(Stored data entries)
/---

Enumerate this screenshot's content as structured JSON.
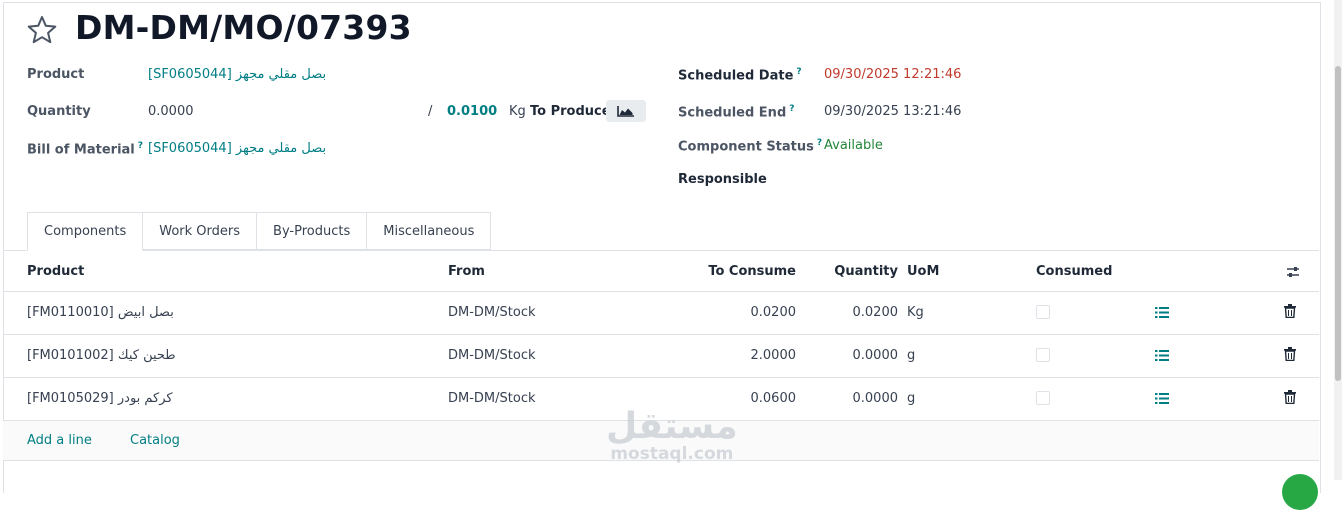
{
  "record": {
    "title": "DM-DM/MO/07393"
  },
  "fields": {
    "product_label": "Product",
    "product_value": "[SF0605044] بصل مقلي مجهز",
    "quantity_label": "Quantity",
    "quantity_value": "0.0000",
    "quantity_sep": "/",
    "quantity_target": "0.0100",
    "quantity_uom": "Kg",
    "to_produce_label": "To Produce",
    "bom_label": "Bill of Material",
    "bom_value": "[SF0605044] بصل مقلي مجهز",
    "scheduled_date_label": "Scheduled Date",
    "scheduled_date_value": "09/30/2025 12:21:46",
    "scheduled_end_label": "Scheduled End",
    "scheduled_end_value": "09/30/2025 13:21:46",
    "component_status_label": "Component Status",
    "component_status_value": "Available",
    "responsible_label": "Responsible",
    "help_mark": "?"
  },
  "tabs": [
    {
      "label": "Components"
    },
    {
      "label": "Work Orders"
    },
    {
      "label": "By-Products"
    },
    {
      "label": "Miscellaneous"
    }
  ],
  "table": {
    "headers": {
      "product": "Product",
      "from": "From",
      "to_consume": "To Consume",
      "quantity": "Quantity",
      "uom": "UoM",
      "consumed": "Consumed"
    },
    "rows": [
      {
        "product": "[FM0110010] بصل ابيض",
        "from": "DM-DM/Stock",
        "to_consume": "0.0200",
        "quantity": "0.0200",
        "uom": "Kg"
      },
      {
        "product": "[FM0101002] طحين كيك",
        "from": "DM-DM/Stock",
        "to_consume": "2.0000",
        "quantity": "0.0000",
        "uom": "g"
      },
      {
        "product": "[FM0105029] كركم بودر",
        "from": "DM-DM/Stock",
        "to_consume": "0.0600",
        "quantity": "0.0000",
        "uom": "g"
      }
    ],
    "add_line": "Add a line",
    "catalog": "Catalog"
  },
  "watermark": {
    "arabic": "مستقل",
    "latin": "mostaql.com"
  },
  "colors": {
    "link": "#017e84",
    "date_red": "#c0392b",
    "available_green": "#22863a"
  }
}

\---

§ Your goal
Spot every line that holds "مقلي" and copy it.

§ Completed task
    "product_value": "[SF0605044] بصل مقلي مجهز",
    "bom_value": "[SF0605044] بصل مقلي مجهز",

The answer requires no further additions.